Aim =>
Find and return each line containing "rape".

Supplied data =>
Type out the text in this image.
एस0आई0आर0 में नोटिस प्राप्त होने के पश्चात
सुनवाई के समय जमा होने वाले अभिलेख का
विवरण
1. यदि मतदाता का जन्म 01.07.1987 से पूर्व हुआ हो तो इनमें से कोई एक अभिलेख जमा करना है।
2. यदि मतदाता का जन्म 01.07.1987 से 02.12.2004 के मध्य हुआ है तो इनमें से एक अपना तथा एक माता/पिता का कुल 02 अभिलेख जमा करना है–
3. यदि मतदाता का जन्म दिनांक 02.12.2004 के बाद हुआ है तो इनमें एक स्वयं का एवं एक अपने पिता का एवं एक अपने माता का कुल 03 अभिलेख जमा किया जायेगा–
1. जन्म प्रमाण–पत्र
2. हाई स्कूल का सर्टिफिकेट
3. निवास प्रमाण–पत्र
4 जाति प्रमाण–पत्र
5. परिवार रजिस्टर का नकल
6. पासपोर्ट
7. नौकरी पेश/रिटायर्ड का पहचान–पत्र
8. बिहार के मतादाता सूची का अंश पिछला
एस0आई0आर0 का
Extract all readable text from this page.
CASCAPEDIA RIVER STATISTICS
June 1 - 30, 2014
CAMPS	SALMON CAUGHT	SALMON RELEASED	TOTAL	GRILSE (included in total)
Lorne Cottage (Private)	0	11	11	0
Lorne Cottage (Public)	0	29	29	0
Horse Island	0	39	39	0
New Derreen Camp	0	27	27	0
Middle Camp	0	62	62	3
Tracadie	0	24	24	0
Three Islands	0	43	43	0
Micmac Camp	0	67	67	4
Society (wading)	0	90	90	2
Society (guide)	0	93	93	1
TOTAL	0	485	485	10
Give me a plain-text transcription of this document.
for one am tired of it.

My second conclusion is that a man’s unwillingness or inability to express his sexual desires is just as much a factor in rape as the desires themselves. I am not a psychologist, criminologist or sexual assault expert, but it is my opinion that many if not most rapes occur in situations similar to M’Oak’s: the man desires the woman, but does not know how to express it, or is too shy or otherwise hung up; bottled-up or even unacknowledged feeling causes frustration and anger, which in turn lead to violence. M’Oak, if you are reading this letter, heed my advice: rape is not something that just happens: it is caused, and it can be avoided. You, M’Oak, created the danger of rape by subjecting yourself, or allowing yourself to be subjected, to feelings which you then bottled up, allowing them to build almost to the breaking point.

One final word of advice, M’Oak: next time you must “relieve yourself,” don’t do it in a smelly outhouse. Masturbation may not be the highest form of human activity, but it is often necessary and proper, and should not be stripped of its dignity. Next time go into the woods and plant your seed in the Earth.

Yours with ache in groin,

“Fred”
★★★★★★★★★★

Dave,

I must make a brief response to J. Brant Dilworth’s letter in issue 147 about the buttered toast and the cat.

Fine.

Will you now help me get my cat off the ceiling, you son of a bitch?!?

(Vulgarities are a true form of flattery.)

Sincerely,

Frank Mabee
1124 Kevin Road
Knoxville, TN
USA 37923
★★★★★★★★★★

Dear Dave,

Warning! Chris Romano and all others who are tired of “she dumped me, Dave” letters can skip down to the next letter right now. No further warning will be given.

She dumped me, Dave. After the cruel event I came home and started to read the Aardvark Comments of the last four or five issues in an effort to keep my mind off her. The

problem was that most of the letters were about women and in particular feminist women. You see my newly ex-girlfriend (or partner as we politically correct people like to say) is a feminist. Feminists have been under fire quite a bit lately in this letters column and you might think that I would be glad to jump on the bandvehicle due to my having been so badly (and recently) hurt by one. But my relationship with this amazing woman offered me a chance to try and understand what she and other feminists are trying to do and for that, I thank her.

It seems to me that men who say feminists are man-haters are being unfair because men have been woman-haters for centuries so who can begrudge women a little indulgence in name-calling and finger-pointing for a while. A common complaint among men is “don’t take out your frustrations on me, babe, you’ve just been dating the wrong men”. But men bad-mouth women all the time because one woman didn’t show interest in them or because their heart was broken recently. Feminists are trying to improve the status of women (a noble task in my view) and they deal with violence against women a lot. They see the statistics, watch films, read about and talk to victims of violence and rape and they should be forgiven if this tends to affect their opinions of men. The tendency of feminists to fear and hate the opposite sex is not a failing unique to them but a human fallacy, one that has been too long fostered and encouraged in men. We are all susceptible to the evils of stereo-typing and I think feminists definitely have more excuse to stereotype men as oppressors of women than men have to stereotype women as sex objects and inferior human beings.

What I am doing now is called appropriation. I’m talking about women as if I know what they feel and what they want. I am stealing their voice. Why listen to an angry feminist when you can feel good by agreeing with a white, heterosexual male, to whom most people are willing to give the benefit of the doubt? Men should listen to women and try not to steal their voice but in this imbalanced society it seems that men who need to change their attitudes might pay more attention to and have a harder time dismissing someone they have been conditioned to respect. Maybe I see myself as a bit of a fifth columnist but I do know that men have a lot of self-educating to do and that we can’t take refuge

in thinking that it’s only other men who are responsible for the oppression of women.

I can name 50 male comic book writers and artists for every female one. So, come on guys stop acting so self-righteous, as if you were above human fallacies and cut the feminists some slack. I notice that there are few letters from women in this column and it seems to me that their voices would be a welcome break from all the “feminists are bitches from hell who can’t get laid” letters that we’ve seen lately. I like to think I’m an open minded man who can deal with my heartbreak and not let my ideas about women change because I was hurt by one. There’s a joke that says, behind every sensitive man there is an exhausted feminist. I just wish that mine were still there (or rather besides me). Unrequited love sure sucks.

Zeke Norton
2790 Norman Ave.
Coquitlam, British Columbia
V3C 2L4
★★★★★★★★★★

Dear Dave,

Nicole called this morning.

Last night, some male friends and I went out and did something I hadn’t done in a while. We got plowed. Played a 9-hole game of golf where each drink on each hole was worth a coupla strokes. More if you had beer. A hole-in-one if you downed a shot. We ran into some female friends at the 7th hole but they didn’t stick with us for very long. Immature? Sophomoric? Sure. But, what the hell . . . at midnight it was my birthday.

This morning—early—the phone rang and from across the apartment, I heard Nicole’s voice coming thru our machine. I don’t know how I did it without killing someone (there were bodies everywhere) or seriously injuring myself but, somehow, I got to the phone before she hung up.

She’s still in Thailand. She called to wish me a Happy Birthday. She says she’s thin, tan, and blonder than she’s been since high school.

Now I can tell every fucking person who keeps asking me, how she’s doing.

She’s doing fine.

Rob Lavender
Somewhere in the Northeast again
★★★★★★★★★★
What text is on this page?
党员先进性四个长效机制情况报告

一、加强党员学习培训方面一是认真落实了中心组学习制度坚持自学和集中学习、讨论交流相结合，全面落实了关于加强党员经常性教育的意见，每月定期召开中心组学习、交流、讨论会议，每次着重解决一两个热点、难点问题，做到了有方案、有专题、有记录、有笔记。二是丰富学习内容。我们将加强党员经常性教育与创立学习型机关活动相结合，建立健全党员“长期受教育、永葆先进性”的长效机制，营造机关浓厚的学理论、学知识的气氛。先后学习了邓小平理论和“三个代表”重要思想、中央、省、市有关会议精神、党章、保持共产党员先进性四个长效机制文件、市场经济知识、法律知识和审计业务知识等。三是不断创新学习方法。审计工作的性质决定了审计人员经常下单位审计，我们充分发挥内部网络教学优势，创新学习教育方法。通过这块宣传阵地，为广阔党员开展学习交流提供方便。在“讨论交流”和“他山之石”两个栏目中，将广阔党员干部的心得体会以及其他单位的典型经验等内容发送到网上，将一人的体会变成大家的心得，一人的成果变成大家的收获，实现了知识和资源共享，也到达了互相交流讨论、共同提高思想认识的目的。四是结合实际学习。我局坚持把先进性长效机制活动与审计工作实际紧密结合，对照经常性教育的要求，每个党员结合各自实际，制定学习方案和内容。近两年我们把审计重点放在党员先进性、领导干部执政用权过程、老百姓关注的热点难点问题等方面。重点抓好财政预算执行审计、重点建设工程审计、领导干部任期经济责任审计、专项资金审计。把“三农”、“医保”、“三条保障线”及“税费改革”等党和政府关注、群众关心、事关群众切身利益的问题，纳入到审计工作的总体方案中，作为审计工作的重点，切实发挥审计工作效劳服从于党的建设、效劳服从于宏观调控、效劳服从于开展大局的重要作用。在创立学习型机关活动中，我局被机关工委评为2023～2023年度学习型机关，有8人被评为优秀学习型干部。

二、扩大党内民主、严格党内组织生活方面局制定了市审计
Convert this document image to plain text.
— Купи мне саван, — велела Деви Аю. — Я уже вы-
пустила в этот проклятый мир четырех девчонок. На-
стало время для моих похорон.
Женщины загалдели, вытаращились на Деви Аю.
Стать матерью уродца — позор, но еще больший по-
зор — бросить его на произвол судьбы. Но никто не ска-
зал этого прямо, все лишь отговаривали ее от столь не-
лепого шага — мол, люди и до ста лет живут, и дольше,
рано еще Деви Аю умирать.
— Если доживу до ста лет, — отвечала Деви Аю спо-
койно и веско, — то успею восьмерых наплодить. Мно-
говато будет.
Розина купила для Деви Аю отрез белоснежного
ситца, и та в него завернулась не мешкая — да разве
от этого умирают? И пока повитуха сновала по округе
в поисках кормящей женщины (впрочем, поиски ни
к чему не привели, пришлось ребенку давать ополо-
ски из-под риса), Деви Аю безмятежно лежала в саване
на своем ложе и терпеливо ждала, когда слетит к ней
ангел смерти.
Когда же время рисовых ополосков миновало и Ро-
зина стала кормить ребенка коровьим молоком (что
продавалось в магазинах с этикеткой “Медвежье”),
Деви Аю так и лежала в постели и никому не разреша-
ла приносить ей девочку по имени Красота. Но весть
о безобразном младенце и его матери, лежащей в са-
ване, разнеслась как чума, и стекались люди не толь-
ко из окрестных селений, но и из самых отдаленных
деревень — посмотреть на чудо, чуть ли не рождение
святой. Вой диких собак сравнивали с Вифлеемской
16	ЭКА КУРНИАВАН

Response for this exercise =>
My second conclusion is that a man’s unwillingness or inability to express his sexual desires is just as much a factor in rape as the desires themselves. I am not a psychologist, criminologist or sexual assault expert, but it is my opinion that many if not most rapes occur in situations similar to M’Oak’s: the man desires the woman, but does not know how to express it, or is too shy or otherwise hung up; bottled-up or even unacknowledged feeling causes frustration and anger, which in turn lead to violence. M’Oak, if you are reading this letter, heed my advice: rape is not something that just happens: it is caused, and it can be avoided. You, M’Oak, created the danger of rape by subjecting yourself, or allowing yourself to be subjected, to feelings which you then bottled up, allowing them to build almost to the breaking point.
It seems to me that men who say feminists are man-haters are being unfair because men have been woman-haters for centuries so who can begrudge women a little indulgence in name-calling and finger-pointing for a while. A common complaint among men is “don’t take out your frustrations on me, babe, you’ve just been dating the wrong men”. But men bad-mouth women all the time because one woman didn’t show interest in them or because their heart was broken recently. Feminists are trying to improve the status of women (a noble task in my view) and they deal with violence against women a lot. They see the statistics, watch films, read about and talk to victims of violence and rape and they should be forgiven if this tends to affect their opinions of men. The tendency of feminists to fear and hate the opposite sex is not a failing unique to them but a human fallacy, one that has been too long fostered and encouraged in men. We are all susceptible to the evils of stereo-typing and I think feminists definitely have more excuse to stereotype men as oppressors of women than men have to stereotype women as sex objects and inferior human beings.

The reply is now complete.